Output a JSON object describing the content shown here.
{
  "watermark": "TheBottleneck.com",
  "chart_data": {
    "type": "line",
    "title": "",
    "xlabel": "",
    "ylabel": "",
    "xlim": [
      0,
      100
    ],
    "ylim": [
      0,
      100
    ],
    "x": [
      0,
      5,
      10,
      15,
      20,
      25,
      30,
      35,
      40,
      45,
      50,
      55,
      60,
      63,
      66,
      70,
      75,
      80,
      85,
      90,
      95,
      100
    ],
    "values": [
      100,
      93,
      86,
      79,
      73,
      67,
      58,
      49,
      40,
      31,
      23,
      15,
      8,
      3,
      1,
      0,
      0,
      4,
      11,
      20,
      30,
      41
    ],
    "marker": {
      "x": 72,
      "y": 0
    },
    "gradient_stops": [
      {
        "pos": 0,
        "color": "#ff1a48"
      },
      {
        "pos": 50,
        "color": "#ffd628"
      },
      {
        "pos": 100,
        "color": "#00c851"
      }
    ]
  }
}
● ● ● ●
_PROBLEM TO WORK ON_
Transcribe every entry exactly.

_CORRECT RESULT_
Output a JSON object describing the content shown here.
{
  "watermark": "TheBottleneck.com",
  "chart_data": {
    "type": "line",
    "title": "",
    "xlabel": "",
    "ylabel": "",
    "xlim": [
      0,
      100
    ],
    "ylim": [
      0,
      100
    ],
    "x": [
      0,
      5,
      10,
      15,
      20,
      25,
      30,
      35,
      40,
      45,
      50,
      55,
      60,
      63,
      66,
      70,
      75,
      80,
      85,
      90,
      95,
      100
    ],
    "values": [
      100,
      93,
      86,
      79,
      73,
      67,
      58,
      49,
      40,
      31,
      23,
      15,
      8,
      3,
      1,
      0,
      0,
      4,
      11,
      20,
      30,
      41
    ],
    "marker": {
      "x": 72,
      "y": 0
    },
    "gradient_stops": [
      {
        "pos": 0,
        "color": "#ff1a48"
      },
      {
        "pos": 50,
        "color": "#ffd628"
      },
      {
        "pos": 100,
        "color": "#00c851"
      }
    ]
  }
}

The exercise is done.